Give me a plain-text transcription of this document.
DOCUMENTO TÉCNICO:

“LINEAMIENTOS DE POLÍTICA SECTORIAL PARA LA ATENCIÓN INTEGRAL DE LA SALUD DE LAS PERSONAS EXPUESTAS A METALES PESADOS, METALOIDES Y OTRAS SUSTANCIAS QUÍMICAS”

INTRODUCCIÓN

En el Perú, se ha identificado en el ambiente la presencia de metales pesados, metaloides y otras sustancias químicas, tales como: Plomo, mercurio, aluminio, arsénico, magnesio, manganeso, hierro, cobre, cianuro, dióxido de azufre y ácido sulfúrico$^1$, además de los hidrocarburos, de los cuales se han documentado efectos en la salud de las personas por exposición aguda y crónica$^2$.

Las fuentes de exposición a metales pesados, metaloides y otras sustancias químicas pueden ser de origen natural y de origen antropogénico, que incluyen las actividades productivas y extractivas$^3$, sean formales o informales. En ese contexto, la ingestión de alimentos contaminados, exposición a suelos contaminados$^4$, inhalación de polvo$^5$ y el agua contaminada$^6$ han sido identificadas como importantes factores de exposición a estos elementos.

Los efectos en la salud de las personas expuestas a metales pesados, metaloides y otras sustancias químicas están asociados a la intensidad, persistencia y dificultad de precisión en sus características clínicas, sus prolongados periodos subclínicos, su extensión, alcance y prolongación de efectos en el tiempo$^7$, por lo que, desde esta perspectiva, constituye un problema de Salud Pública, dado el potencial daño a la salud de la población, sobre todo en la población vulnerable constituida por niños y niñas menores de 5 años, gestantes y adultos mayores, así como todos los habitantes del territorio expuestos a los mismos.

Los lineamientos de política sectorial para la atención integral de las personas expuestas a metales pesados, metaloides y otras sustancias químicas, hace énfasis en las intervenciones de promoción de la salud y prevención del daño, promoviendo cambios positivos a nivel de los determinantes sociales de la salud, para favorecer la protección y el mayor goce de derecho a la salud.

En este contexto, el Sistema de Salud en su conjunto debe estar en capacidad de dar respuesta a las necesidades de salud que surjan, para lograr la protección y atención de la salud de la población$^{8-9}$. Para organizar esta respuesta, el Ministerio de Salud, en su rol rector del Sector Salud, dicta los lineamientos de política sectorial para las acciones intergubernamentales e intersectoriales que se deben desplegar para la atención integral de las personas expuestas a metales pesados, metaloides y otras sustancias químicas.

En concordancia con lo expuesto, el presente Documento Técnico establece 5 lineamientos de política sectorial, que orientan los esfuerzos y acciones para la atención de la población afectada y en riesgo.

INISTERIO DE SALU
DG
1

=====

Written task =>
Work through the listing above and report how many lines include the string "exposición", with no other text.

Task solution =>
2